Data records
>> START

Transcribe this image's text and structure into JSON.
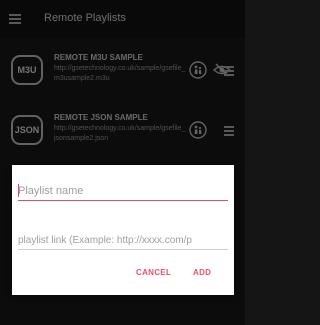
{
  "appbar": {
    "title": "Remote Playlists"
  },
  "playlists": [
    {
      "badge": "M3U",
      "name": "REMOTE M3U SAMPLE",
      "url": "http://gsetechnology.co.uk/sample/gsefile_m3usample2.m3u"
    },
    {
      "badge": "JSON",
      "name": "REMOTE JSON SAMPLE",
      "url": "http://gsetechnology.co.uk/sample/gsefile_jsonsample2.json"
    }
  ],
  "dialog": {
    "name_placeholder": "Playlist name",
    "link_placeholder": "playlist link (Example: http://xxxx.com/p",
    "cancel_label": "CANCEL",
    "add_label": "ADD"
  },
  "colors": {
    "accent": "#ea4f6b",
    "background": "#151515"
  }
}
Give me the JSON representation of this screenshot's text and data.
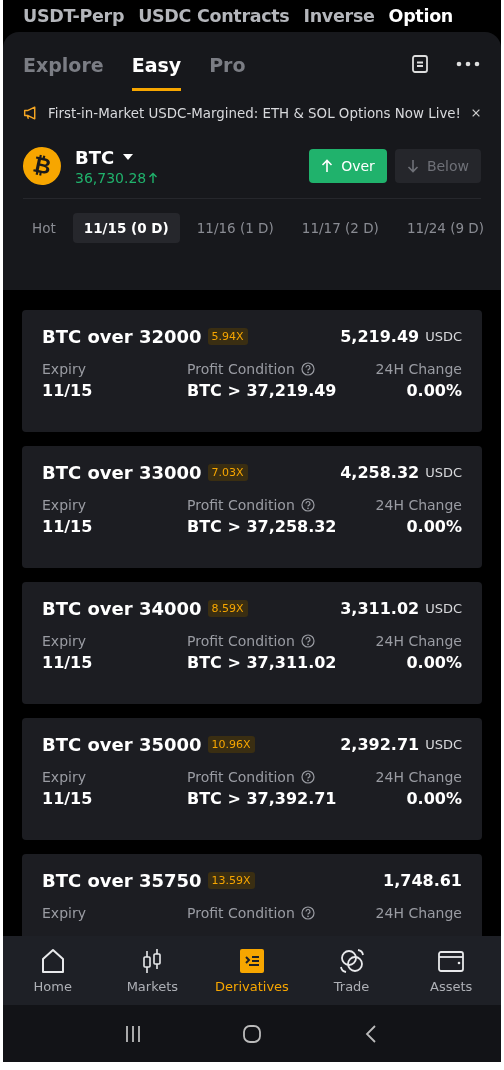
{
  "category_tabs": [
    {
      "label": "USDT-Perp",
      "selected": false
    },
    {
      "label": "USDC Contracts",
      "selected": false
    },
    {
      "label": "Inverse",
      "selected": false
    },
    {
      "label": "Option",
      "selected": true
    }
  ],
  "mode_tabs": [
    {
      "label": "Explore",
      "selected": false
    },
    {
      "label": "Easy",
      "selected": true
    },
    {
      "label": "Pro",
      "selected": false
    }
  ],
  "announcement": {
    "text": "First-in-Market USDC-Margined: ETH & SOL Options Now Live!"
  },
  "asset": {
    "symbol": "₿",
    "name": "BTC",
    "price": "36,730.28"
  },
  "direction_buttons": [
    {
      "label": "Over",
      "kind": "up",
      "selected": true
    },
    {
      "label": "Below",
      "kind": "down",
      "selected": false
    }
  ],
  "expiry_tabs": [
    {
      "label": "Hot",
      "selected": false
    },
    {
      "label": "11/15 (0 D)",
      "selected": true
    },
    {
      "label": "11/16 (1 D)",
      "selected": false
    },
    {
      "label": "11/17 (2 D)",
      "selected": false
    },
    {
      "label": "11/24 (9 D)",
      "selected": false
    }
  ],
  "cards": [
    {
      "title": "BTC over 32000",
      "multiplier": "5.94X",
      "price": "5,219.49",
      "unit": "USDC",
      "labels": [
        "Expiry",
        "Profit Condition",
        "24H Change"
      ],
      "values": [
        "11/15",
        "BTC > 37,219.49",
        "0.00%"
      ]
    },
    {
      "title": "BTC over 33000",
      "multiplier": "7.03X",
      "price": "4,258.32",
      "unit": "USDC",
      "labels": [
        "Expiry",
        "Profit Condition",
        "24H Change"
      ],
      "values": [
        "11/15",
        "BTC > 37,258.32",
        "0.00%"
      ]
    },
    {
      "title": "BTC over 34000",
      "multiplier": "8.59X",
      "price": "3,311.02",
      "unit": "USDC",
      "labels": [
        "Expiry",
        "Profit Condition",
        "24H Change"
      ],
      "values": [
        "11/15",
        "BTC > 37,311.02",
        "0.00%"
      ]
    },
    {
      "title": "BTC over 35000",
      "multiplier": "10.96X",
      "price": "2,392.71",
      "unit": "USDC",
      "labels": [
        "Expiry",
        "Profit Condition",
        "24H Change"
      ],
      "values": [
        "11/15",
        "BTC > 37,392.71",
        "0.00%"
      ]
    },
    {
      "title": "BTC over 35750",
      "multiplier": "13.59X",
      "price": "1,748.61",
      "labels": [
        "Expiry",
        "Profit Condition",
        "24H Change"
      ]
    }
  ],
  "bottom_nav": [
    {
      "label": "Home",
      "kind": "home",
      "selected": false
    },
    {
      "label": "Markets",
      "kind": "markets",
      "selected": false
    },
    {
      "label": "Derivatives",
      "kind": "derivatives",
      "selected": true
    },
    {
      "label": "Trade",
      "kind": "trade",
      "selected": false
    },
    {
      "label": "Assets",
      "kind": "assets",
      "selected": false
    }
  ]
}
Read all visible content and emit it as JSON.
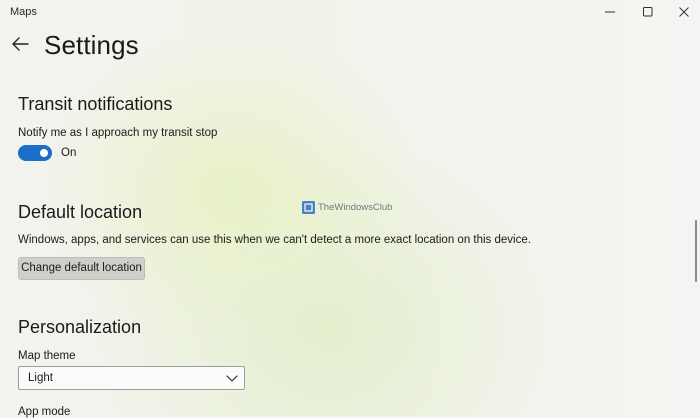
{
  "window": {
    "app_title": "Maps"
  },
  "header": {
    "title": "Settings"
  },
  "transit": {
    "title": "Transit notifications",
    "description": "Notify me as I approach my transit stop",
    "toggle_on": true,
    "toggle_state_text": "On"
  },
  "default_location": {
    "title": "Default location",
    "description": "Windows, apps, and services can use this when we can't detect a more exact location on this device.",
    "button_label": "Change default location"
  },
  "personalization": {
    "title": "Personalization",
    "map_theme_label": "Map theme",
    "map_theme_value": "Light",
    "app_mode_label": "App mode"
  },
  "watermark": {
    "text": "TheWindowsClub"
  },
  "colors": {
    "accent": "#1d6ec9"
  }
}
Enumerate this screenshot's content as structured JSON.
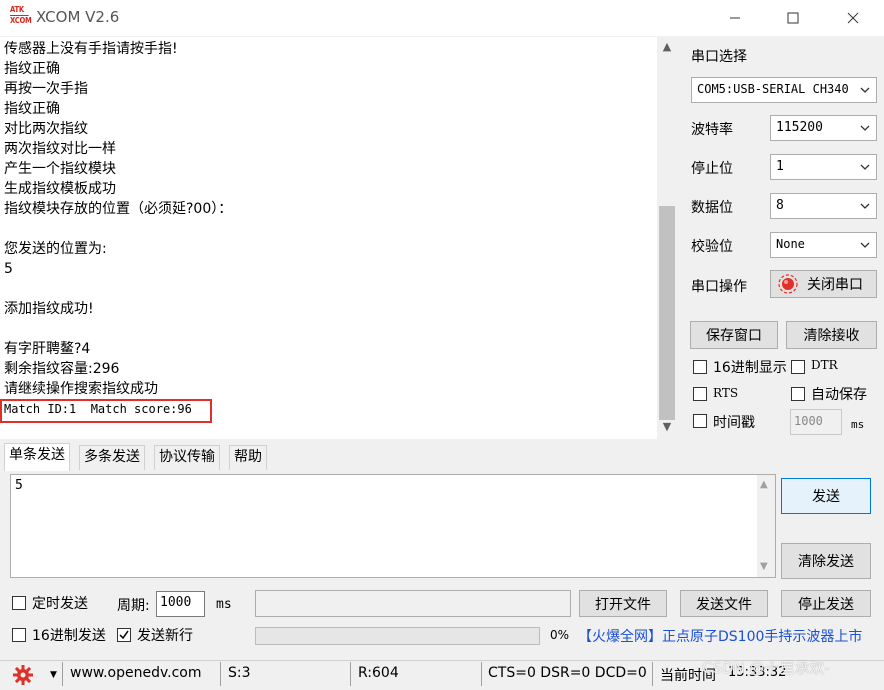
{
  "window": {
    "title": "XCOM V2.6",
    "logo_line1": "ATK",
    "logo_line2": "XCOM"
  },
  "receive": {
    "lines": [
      "传感器上没有手指请按手指!",
      "指纹正确",
      "再按一次手指",
      "指纹正确",
      "对比两次指纹",
      "两次指纹对比一样",
      "产生一个指纹模块",
      "生成指纹模板成功",
      "指纹模块存放的位置（必须延?00）：",
      "",
      "您发送的位置为:",
      "5",
      "",
      "添加指纹成功!",
      "",
      "有字肝聘鳌?4",
      "剩余指纹容量:296",
      "请继续操作搜索指纹成功",
      "Match ID:1  Match score:96"
    ]
  },
  "serial": {
    "section_label": "串口选择",
    "port_value": "COM5:USB-SERIAL CH340",
    "baud_label": "波特率",
    "baud_value": "115200",
    "stop_label": "停止位",
    "stop_value": "1",
    "data_label": "数据位",
    "data_value": "8",
    "parity_label": "校验位",
    "parity_value": "None",
    "op_label": "串口操作",
    "op_button": "关闭串口",
    "save_window": "保存窗口",
    "clear_receive": "清除接收",
    "hex_display": "16进制显示",
    "dtr": "DTR",
    "rts": "RTS",
    "auto_save": "自动保存",
    "timestamp": "时间戳",
    "timestamp_value": "1000",
    "ms": "ms"
  },
  "tabs": [
    "单条发送",
    "多条发送",
    "协议传输",
    "帮助"
  ],
  "send": {
    "text": "5",
    "send_button": "发送",
    "clear_button": "清除发送",
    "timed_send": "定时发送",
    "period_label": "周期:",
    "period_value": "1000",
    "period_unit": "ms",
    "open_file": "打开文件",
    "send_file": "发送文件",
    "stop_send": "停止发送",
    "hex_send": "16进制发送",
    "send_newline": "发送新行",
    "progress_text": "0%",
    "progress": 0,
    "promo": "【火爆全网】正点原子DS100手持示波器上市"
  },
  "status": {
    "url": "www.openedv.com",
    "sent": "S:3",
    "received": "R:604",
    "lines": "CTS=0 DSR=0 DCD=0",
    "time_label": "当前时间",
    "time_value": "13:33:32",
    "watermark": "CSDN @十里承欢-"
  },
  "colors": {
    "accent_red": "#e0302a",
    "promo_blue": "#1a4fd6"
  }
}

>> END

Directions:
Reproduce the material word for word, minus the images.

Answer for the task:
Transcribe this image's text and structure into JSON.
{
  "appbar": {
    "title": "Remote Playlists"
  },
  "playlists": [
    {
      "badge": "M3U",
      "name": "REMOTE M3U SAMPLE",
      "url": "http://gsetechnology.co.uk/sample/gsefile_m3usample2.m3u"
    },
    {
      "badge": "JSON",
      "name": "REMOTE JSON SAMPLE",
      "url": "http://gsetechnology.co.uk/sample/gsefile_jsonsample2.json"
    }
  ],
  "dialog": {
    "name_placeholder": "Playlist name",
    "link_placeholder": "playlist link (Example: http://xxxx.com/p",
    "cancel_label": "CANCEL",
    "add_label": "ADD"
  },
  "colors": {
    "accent": "#ea4f6b",
    "background": "#151515"
  }
}
Give me the JSON representation of this screenshot's text and data.
{
  "category_tabs": [
    {
      "label": "USDT-Perp",
      "selected": false
    },
    {
      "label": "USDC Contracts",
      "selected": false
    },
    {
      "label": "Inverse",
      "selected": false
    },
    {
      "label": "Option",
      "selected": true
    }
  ],
  "mode_tabs": [
    {
      "label": "Explore",
      "selected": false
    },
    {
      "label": "Easy",
      "selected": true
    },
    {
      "label": "Pro",
      "selected": false
    }
  ],
  "announcement": {
    "text": "First-in-Market USDC-Margined: ETH & SOL Options Now Live!"
  },
  "asset": {
    "symbol": "₿",
    "name": "BTC",
    "price": "36,730.28"
  },
  "direction_buttons": [
    {
      "label": "Over",
      "kind": "up",
      "selected": true
    },
    {
      "label": "Below",
      "kind": "down",
      "selected": false
    }
  ],
  "expiry_tabs": [
    {
      "label": "Hot",
      "selected": false
    },
    {
      "label": "11/15 (0 D)",
      "selected": true
    },
    {
      "label": "11/16 (1 D)",
      "selected": false
    },
    {
      "label": "11/17 (2 D)",
      "selected": false
    },
    {
      "label": "11/24 (9 D)",
      "selected": false
    }
  ],
  "cards": [
    {
      "title": "BTC over 32000",
      "multiplier": "5.94X",
      "price": "5,219.49",
      "unit": "USDC",
      "labels": [
        "Expiry",
        "Profit Condition",
        "24H Change"
      ],
      "values": [
        "11/15",
        "BTC > 37,219.49",
        "0.00%"
      ]
    },
    {
      "title": "BTC over 33000",
      "multiplier": "7.03X",
      "price": "4,258.32",
      "unit": "USDC",
      "labels": [
        "Expiry",
        "Profit Condition",
        "24H Change"
      ],
      "values": [
        "11/15",
        "BTC > 37,258.32",
        "0.00%"
      ]
    },
    {
      "title": "BTC over 34000",
      "multiplier": "8.59X",
      "price": "3,311.02",
      "unit": "USDC",
      "labels": [
        "Expiry",
        "Profit Condition",
        "24H Change"
      ],
      "values": [
        "11/15",
        "BTC > 37,311.02",
        "0.00%"
      ]
    },
    {
      "title": "BTC over 35000",
      "multiplier": "10.96X",
      "price": "2,392.71",
      "unit": "USDC",
      "labels": [
        "Expiry",
        "Profit Condition",
        "24H Change"
      ],
      "values": [
        "11/15",
        "BTC > 37,392.71",
        "0.00%"
      ]
    },
    {
      "title": "BTC over 35750",
      "multiplier": "13.59X",
      "price": "1,748.61",
      "labels": [
        "Expiry",
        "Profit Condition",
        "24H Change"
      ]
    }
  ],
  "bottom_nav": [
    {
      "label": "Home",
      "kind": "home",
      "selected": false
    },
    {
      "label": "Markets",
      "kind": "markets",
      "selected": false
    },
    {
      "label": "Derivatives",
      "kind": "derivatives",
      "selected": true
    },
    {
      "label": "Trade",
      "kind": "trade",
      "selected": false
    },
    {
      "label": "Assets",
      "kind": "assets",
      "selected": false
    }
  ]
}
Read all visible content and emit it as JSON.
{
  "window": {
    "app_title": "Maps"
  },
  "header": {
    "title": "Settings"
  },
  "transit": {
    "title": "Transit notifications",
    "description": "Notify me as I approach my transit stop",
    "toggle_on": true,
    "toggle_state_text": "On"
  },
  "default_location": {
    "title": "Default location",
    "description": "Windows, apps, and services can use this when we can't detect a more exact location on this device.",
    "button_label": "Change default location"
  },
  "personalization": {
    "title": "Personalization",
    "map_theme_label": "Map theme",
    "map_theme_value": "Light",
    "app_mode_label": "App mode"
  },
  "watermark": {
    "text": "TheWindowsClub"
  },
  "colors": {
    "accent": "#1d6ec9"
  }
}
Enumerate this screenshot's content as structured JSON.
{
  "window": {
    "title": "XCOM V2.6",
    "logo_line1": "ATK",
    "logo_line2": "XCOM"
  },
  "receive": {
    "lines": [
      "传感器上没有手指请按手指!",
      "指纹正确",
      "再按一次手指",
      "指纹正确",
      "对比两次指纹",
      "两次指纹对比一样",
      "产生一个指纹模块",
      "生成指纹模板成功",
      "指纹模块存放的位置（必须延?00）：",
      "",
      "您发送的位置为:",
      "5",
      "",
      "添加指纹成功!",
      "",
      "有字肝聘鳌?4",
      "剩余指纹容量:296",
      "请继续操作搜索指纹成功",
      "Match ID:1  Match score:96"
    ]
  },
  "serial": {
    "section_label": "串口选择",
    "port_value": "COM5:USB-SERIAL CH340",
    "baud_label": "波特率",
    "baud_value": "115200",
    "stop_label": "停止位",
    "stop_value": "1",
    "data_label": "数据位",
    "data_value": "8",
    "parity_label": "校验位",
    "parity_value": "None",
    "op_label": "串口操作",
    "op_button": "关闭串口",
    "save_window": "保存窗口",
    "clear_receive": "清除接收",
    "hex_display": "16进制显示",
    "dtr": "DTR",
    "rts": "RTS",
    "auto_save": "自动保存",
    "timestamp": "时间戳",
    "timestamp_value": "1000",
    "ms": "ms"
  },
  "tabs": [
    "单条发送",
    "多条发送",
    "协议传输",
    "帮助"
  ],
  "send": {
    "text": "5",
    "send_button": "发送",
    "clear_button": "清除发送",
    "timed_send": "定时发送",
    "period_label": "周期:",
    "period_value": "1000",
    "period_unit": "ms",
    "open_file": "打开文件",
    "send_file": "发送文件",
    "stop_send": "停止发送",
    "hex_send": "16进制发送",
    "send_newline": "发送新行",
    "progress_text": "0%",
    "progress": 0,
    "promo": "【火爆全网】正点原子DS100手持示波器上市"
  },
  "status": {
    "url": "www.openedv.com",
    "sent": "S:3",
    "received": "R:604",
    "lines": "CTS=0 DSR=0 DCD=0",
    "time_label": "当前时间",
    "time_value": "13:33:32",
    "watermark": "CSDN @十里承欢-"
  },
  "colors": {
    "accent_red": "#e0302a",
    "promo_blue": "#1a4fd6"
  }
}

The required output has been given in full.